Entries supplied:
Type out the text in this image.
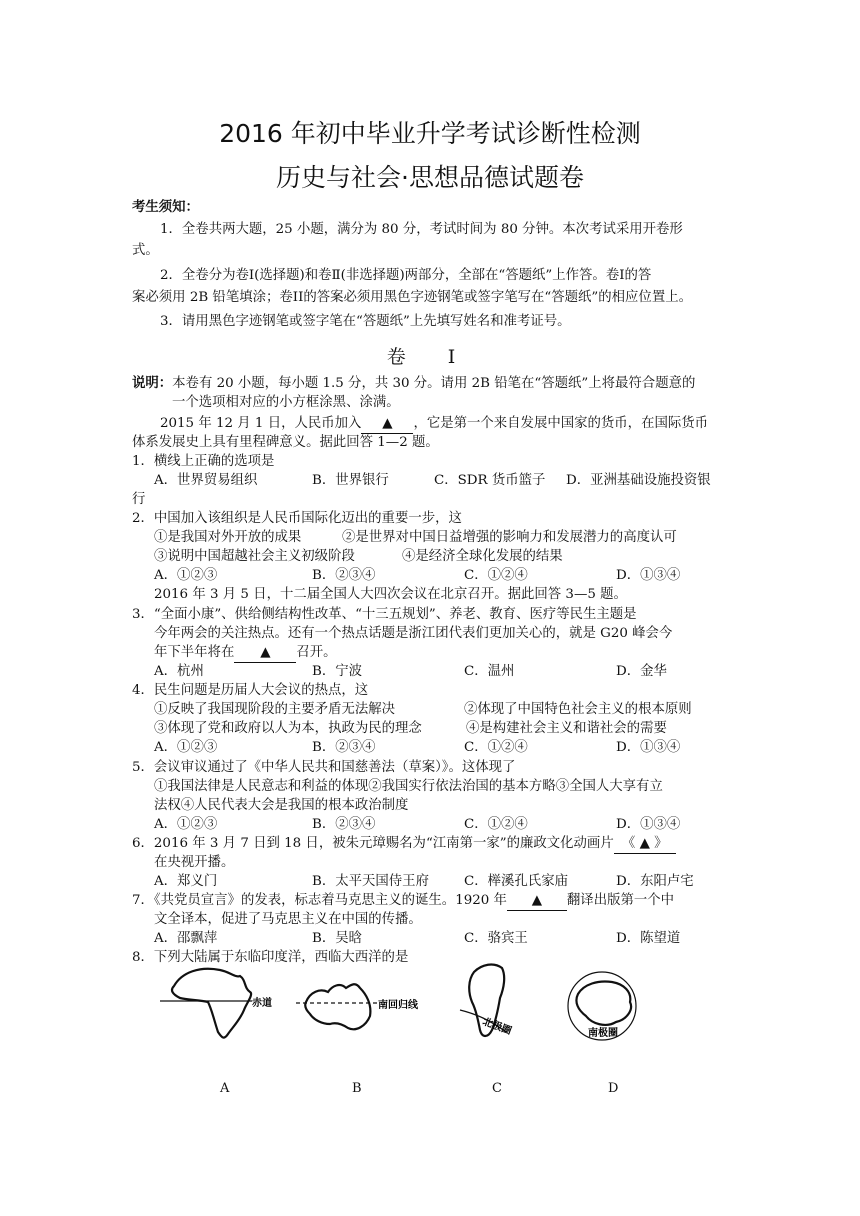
2016 年初中毕业升学考试诊断性检测
历史与社会·思想品德试题卷
考生须知：
1．全卷共两大题，25 小题，满分为 80 分，考试时间为 80 分钟。本次考试采用开卷形
式。
2．全卷分为卷I(选择题)和卷Ⅱ(非选择题)两部分，全部在“答题纸”上作答。卷I的答
案必须用 2B 铅笔填涂；卷II的答案必须用黑色字迹钢笔或签字笔写在“答题纸”的相应位置上。
3．请用黑色字迹钢笔或签字笔在“答题纸”上先填写姓名和准考证号。
卷 Ⅰ
说明：本卷有 20 小题，每小题 1.5 分，共 30 分。请用 2B 铅笔在“答题纸”上将最符合题意的
一个选项相对应的小方框涂黑、涂满。
2015 年 12 月 1 日，人民币加入 ▲ ，它是第一个来自发展中国家的货币，在国际货币
体系发展史上具有里程碑意义。据此回答 1—2 题。
1．横线上正确的选项是
A．世界贸易组织	B．世界银行	C．SDR 货币篮子 D．亚洲基础设施投资银
行
2．中国加入该组织是人民币国际化迈出的重要一步，这
①是我国对外开放的成果	②是世界对中国日益增强的影响力和发展潜力的高度认可
③说明中国超越社会主义初级阶段	④是经济全球化发展的结果
A．①②③	B．②③④	C．①②④	D．①③④
2016 年 3 月 5 日，十二届全国人大四次会议在北京召开。据此回答 3—5 题。
3．“全面小康”、供给侧结构性改革、“十三五规划”、养老、教育、医疗等民生主题是
今年两会的关注热点。还有一个热点话题是浙江团代表们更加关心的，就是 G20 峰会今
年下半年将在 ▲ 召开。
A．杭州	B．宁波	C．温州	D．金华
4．民生问题是历届人大会议的热点，这
①反映了我国现阶段的主要矛盾无法解决	②体现了中国特色社会主义的根本原则
③体现了党和政府以人为本，执政为民的理念	④是构建社会主义和谐社会的需要
A．①②③	B．②③④	C．①②④	D．①③④
5．会议审议通过了《中华人民共和国慈善法（草案）》。这体现了
①我国法律是人民意志和利益的体现②我国实行依法治国的基本方略③全国人大享有立
法权④人民代表大会是我国的根本政治制度
A．①②③	B．②③④	C．①②④	D．①③④
6．2016 年 3 月 7 日到 18 日，被朱元璋赐名为“江南第一家”的廉政文化动画片 《 ▲ 》
在央视开播。
A．郑义门	B．太平天国侍王府	C．榉溪孔氏家庙	D．东阳卢宅
7．《共党员宣言》的发表，标志着马克思主义的诞生。1920 年 ▲ 翻译出版第一个中
文全译本，促进了马克思主义在中国的传播。
A．邵飘萍	B．吴晗	C．骆宾王	D．陈望道
8．下列大陆属于东临印度洋，西临大西洋的是
赤道	南回归线
北极圈	南极圈
A	B	C	D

What you have to do: In the material above, show every line where the word "据此回答" turns up.

Answer for the task:
体系发展史上具有里程碑意义。据此回答 1—2 题。
2016 年 3 月 5 日，十二届全国人大四次会议在北京召开。据此回答 3—5 题。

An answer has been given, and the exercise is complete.